(Figure data in JSON)
_ _ _ _

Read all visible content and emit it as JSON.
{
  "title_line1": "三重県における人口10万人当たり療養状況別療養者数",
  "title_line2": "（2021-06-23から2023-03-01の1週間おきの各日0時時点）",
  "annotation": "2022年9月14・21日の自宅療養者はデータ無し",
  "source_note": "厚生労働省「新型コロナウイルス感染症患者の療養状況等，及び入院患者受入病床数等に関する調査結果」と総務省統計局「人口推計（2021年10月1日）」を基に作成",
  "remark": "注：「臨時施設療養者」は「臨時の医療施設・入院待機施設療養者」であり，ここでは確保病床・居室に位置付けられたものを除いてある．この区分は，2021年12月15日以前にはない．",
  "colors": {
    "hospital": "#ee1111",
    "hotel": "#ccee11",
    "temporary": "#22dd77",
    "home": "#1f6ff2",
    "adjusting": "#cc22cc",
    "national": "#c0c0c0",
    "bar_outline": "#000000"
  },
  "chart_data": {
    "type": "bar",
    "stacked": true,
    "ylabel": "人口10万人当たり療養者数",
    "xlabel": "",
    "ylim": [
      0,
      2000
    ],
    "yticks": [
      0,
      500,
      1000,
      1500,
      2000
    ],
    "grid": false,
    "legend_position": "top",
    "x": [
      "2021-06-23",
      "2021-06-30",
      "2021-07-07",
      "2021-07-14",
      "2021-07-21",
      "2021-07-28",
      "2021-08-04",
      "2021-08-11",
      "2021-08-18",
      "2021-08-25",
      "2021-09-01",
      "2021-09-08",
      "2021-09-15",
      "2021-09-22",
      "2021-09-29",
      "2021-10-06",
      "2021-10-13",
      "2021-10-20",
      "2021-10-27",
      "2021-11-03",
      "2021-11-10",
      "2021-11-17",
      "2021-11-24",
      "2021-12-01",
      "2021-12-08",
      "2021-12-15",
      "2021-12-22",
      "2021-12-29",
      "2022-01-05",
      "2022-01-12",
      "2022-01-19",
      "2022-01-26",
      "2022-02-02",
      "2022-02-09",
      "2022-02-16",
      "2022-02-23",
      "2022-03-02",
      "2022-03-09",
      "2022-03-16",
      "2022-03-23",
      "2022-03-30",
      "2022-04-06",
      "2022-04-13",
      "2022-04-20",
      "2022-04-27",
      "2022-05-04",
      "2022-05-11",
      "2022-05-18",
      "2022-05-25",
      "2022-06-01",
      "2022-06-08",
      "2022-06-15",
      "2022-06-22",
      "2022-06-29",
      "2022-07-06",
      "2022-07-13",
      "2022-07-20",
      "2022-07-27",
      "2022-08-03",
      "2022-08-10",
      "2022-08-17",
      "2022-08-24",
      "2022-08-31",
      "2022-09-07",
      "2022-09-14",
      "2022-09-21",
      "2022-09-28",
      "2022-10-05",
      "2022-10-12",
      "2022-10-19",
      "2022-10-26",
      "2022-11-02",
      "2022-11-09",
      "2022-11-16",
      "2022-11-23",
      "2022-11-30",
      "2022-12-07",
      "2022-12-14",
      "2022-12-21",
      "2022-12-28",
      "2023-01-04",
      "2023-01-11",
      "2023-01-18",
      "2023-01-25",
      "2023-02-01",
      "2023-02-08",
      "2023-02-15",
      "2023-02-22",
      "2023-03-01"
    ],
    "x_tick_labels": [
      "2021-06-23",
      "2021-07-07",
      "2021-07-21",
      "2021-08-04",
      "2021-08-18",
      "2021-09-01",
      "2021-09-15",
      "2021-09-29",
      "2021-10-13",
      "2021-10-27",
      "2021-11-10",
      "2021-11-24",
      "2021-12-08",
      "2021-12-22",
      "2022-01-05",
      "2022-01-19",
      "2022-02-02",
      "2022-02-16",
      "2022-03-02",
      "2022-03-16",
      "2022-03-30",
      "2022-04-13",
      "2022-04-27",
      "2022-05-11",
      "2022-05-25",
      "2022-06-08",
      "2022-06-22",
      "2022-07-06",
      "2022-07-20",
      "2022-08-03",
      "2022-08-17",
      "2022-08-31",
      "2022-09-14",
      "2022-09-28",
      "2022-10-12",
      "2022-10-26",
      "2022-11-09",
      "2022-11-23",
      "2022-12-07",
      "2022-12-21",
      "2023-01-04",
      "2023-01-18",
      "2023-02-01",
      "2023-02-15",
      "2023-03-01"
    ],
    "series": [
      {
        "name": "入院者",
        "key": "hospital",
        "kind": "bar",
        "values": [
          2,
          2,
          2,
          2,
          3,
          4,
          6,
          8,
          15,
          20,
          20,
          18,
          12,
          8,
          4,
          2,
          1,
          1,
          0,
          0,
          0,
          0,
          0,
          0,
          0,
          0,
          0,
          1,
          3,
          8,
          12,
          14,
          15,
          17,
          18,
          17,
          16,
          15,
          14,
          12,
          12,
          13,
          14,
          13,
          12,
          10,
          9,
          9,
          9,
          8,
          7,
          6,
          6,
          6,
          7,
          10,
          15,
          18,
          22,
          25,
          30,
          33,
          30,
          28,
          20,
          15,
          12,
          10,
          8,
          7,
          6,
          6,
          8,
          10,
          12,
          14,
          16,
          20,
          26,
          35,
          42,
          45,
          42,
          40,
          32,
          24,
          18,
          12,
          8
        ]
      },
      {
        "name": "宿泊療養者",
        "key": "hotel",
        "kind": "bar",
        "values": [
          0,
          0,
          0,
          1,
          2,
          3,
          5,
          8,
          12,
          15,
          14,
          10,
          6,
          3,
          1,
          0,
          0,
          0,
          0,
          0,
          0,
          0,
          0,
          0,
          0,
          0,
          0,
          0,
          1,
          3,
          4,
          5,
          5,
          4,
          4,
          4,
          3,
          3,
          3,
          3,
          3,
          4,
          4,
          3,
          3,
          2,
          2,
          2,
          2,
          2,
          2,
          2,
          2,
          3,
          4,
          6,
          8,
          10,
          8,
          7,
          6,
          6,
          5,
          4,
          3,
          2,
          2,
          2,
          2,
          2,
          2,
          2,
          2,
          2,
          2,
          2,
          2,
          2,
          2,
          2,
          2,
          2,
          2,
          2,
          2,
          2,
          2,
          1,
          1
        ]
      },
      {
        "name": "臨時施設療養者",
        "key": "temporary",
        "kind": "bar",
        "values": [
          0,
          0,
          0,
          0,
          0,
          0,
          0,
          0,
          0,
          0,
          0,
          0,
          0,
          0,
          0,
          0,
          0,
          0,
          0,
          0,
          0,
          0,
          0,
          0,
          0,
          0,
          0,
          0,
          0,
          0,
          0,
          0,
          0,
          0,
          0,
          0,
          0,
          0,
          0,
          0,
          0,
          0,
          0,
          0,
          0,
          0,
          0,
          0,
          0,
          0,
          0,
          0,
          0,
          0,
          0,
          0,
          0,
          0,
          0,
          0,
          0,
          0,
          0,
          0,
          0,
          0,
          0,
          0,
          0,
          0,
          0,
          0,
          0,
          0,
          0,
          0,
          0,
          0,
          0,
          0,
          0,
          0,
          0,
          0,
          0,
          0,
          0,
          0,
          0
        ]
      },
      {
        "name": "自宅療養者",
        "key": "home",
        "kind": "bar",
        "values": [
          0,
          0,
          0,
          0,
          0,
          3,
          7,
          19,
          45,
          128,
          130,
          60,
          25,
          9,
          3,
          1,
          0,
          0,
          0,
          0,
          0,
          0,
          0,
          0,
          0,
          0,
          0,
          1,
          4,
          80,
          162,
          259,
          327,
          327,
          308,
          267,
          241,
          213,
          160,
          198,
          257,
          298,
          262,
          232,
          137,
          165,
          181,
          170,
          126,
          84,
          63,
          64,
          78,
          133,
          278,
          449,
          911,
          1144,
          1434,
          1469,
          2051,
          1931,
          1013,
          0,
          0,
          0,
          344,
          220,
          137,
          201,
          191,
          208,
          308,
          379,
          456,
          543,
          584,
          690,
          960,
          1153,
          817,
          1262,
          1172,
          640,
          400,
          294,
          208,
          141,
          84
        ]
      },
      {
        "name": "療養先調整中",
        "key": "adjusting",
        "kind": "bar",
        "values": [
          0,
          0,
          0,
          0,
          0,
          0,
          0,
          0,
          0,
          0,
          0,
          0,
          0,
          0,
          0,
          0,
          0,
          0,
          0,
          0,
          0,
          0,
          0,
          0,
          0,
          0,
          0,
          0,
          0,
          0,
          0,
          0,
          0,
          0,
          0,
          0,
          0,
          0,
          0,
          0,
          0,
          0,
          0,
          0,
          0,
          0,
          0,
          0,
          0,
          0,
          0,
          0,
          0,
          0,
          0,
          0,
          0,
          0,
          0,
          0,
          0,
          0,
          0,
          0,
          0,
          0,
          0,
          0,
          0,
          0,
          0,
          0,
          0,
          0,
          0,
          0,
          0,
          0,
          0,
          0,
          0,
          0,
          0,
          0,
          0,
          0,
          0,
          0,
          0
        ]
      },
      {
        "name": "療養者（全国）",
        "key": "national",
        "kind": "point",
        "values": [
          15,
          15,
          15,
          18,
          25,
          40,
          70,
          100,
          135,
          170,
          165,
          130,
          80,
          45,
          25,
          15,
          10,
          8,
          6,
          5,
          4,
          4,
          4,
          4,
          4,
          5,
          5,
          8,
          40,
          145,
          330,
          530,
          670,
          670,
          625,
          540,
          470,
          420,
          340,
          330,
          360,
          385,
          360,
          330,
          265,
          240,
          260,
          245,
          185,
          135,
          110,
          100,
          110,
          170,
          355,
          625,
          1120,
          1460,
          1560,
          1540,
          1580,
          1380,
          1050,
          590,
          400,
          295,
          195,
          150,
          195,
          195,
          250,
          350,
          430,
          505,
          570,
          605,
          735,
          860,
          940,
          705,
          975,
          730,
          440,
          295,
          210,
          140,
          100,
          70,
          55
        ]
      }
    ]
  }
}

_ _ _ _

» To be done
Tally up the lines with the word "name" in them, and answer with that number by itself.

» Task response
6